To do:
Write out every entry precisely as given, leaving the pictures out.

Collected data:
══════

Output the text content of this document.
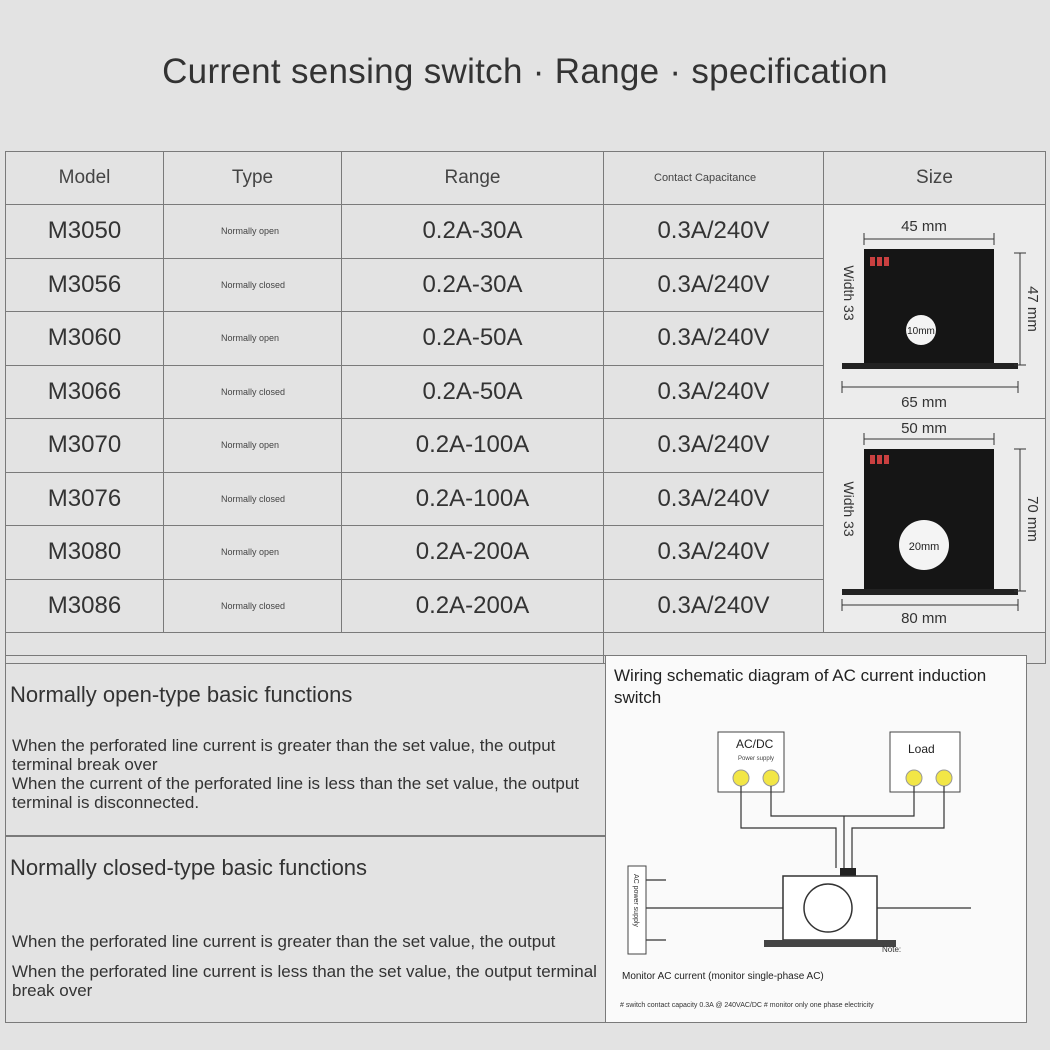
Current sensing switch · Range · specification
Model	Type	Range	Contact Capacitance	Size
M3050	Normally open	0.2A-30A	0.3A/240V	45 mm
10mm
65 mm
47 mm
Width 33

M3056	Normally closed	0.2A-30A	0.3A/240V	
M3060	Normally open	0.2A-50A	0.3A/240V	
M3066	Normally closed	0.2A-50A	0.3A/240V	
M3070	Normally open	0.2A-100A	0.3A/240V	50 mm
20mm
80 mm
70 mm
Width 33

M3076	Normally closed	0.2A-100A	0.3A/240V	
M3080	Normally open	0.2A-200A	0.3A/240V	
M3086	Normally closed	0.2A-200A	0.3A/240V	

Normally open-type basic functions
When the perforated line current is greater than the set value, the output terminal break over
When the current of the perforated line is less than the set value, the output terminal is disconnected.
Normally closed-type basic functions
When the perforated line current is greater than the set value, the output
When the perforated line current is less than the set value, the output terminal break over
Wiring schematic diagram of AC current induction switch
AC/DC
Power supply
Load
AC power supply
Note:
Monitor AC current (monitor single-phase AC)
# switch contact capacity 0.3A @ 240VAC/DC # monitor only one phase electricity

══════

Full output:
Output the text content of this document.
Current sensing switch · Range · specification
Model	Type	Range	Contact Capacitance	Size
M3050	Normally open	0.2A-30A	0.3A/240V	45 mm
10mm
65 mm
47 mm
Width 33

M3056	Normally closed	0.2A-30A	0.3A/240V	
M3060	Normally open	0.2A-50A	0.3A/240V	
M3066	Normally closed	0.2A-50A	0.3A/240V	
M3070	Normally open	0.2A-100A	0.3A/240V	50 mm
20mm
80 mm
70 mm
Width 33

M3076	Normally closed	0.2A-100A	0.3A/240V	
M3080	Normally open	0.2A-200A	0.3A/240V	
M3086	Normally closed	0.2A-200A	0.3A/240V	

Normally open-type basic functions
When the perforated line current is greater than the set value, the output terminal break over
When the current of the perforated line is less than the set value, the output terminal is disconnected.
Normally closed-type basic functions
When the perforated line current is greater than the set value, the output
When the perforated line current is less than the set value, the output terminal break over
Wiring schematic diagram of AC current induction switch
AC/DC
Power supply
Load
AC power supply
Note:
Monitor AC current (monitor single-phase AC)
# switch contact capacity 0.3A @ 240VAC/DC # monitor only one phase electricity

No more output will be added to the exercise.